**Instructions for the task:** Locate the lines where "обязано" occurs and copy them as they stand.
[START OF The records]
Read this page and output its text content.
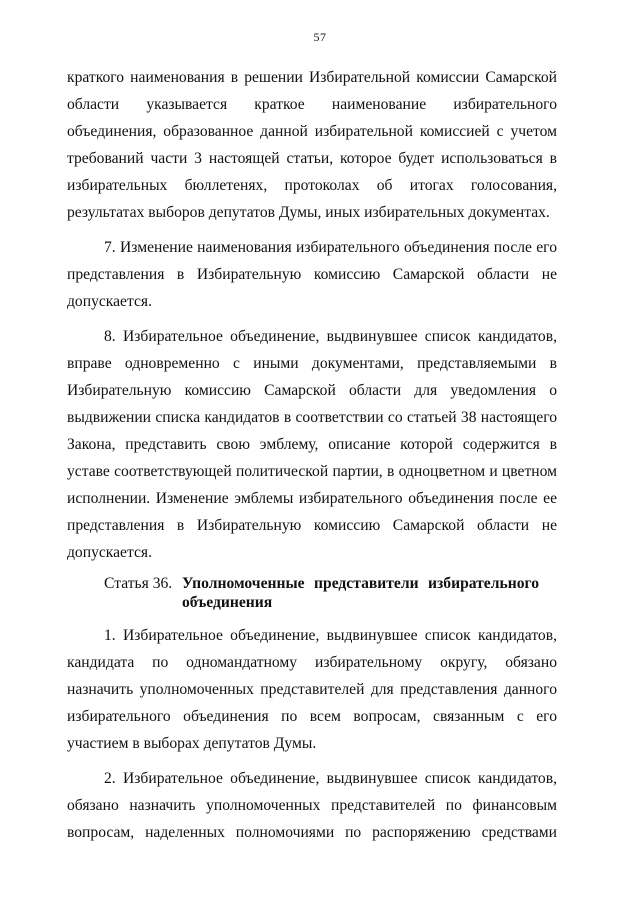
57

краткого наименования в решении Избирательной комиссии Самарской области указывается краткое наименование избирательного объединения, образованное данной избирательной комиссией с учетом требований части 3 настоящей статьи, которое будет использоваться в избирательных бюллетенях, протоколах об итогах голосования, результатах выборов депутатов Думы, иных избирательных документах.

7. Изменение наименования избирательного объединения после его представления в Избирательную комиссию Самарской области не допускается.

8. Избирательное объединение, выдвинувшее список кандидатов, вправе одновременно с иными документами, представляемыми в Избирательную комиссию Самарской области для уведомления о выдвижении списка кандидатов в соответствии со статьей 38 настоящего Закона, представить свою эмблему, описание которой содержится в уставе соответствующей политической партии, в одноцветном и цветном исполнении. Изменение эмблемы избирательного объединения после ее представления в Избирательную комиссию Самарской области не допускается.

Статья 36. Уполномоченные представители избирательного объединения

1. Избирательное объединение, выдвинувшее список кандидатов, кандидата по одномандатному избирательному округу, обязано назначить уполномоченных представителей для представления данного избирательного объединения по всем вопросам, связанным с его участием в выборах депутатов Думы.

2. Избирательное объединение, выдвинувшее список кандидатов, обязано назначить уполномоченных представителей по финансовым вопросам, наделенных полномочиями по распоряжению средствами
[END OF The records]
**Result of the task:**
1. Избирательное объединение, выдвинувшее список кандидатов, кандидата по одномандатному избирательному округу, обязано назначить уполномоченных представителей для представления данного избирательного объединения по всем вопросам, связанным с его участием в выборах депутатов Думы.
2. Избирательное объединение, выдвинувшее список кандидатов, обязано назначить уполномоченных представителей по финансовым вопросам, наделенных полномочиями по распоряжению средствами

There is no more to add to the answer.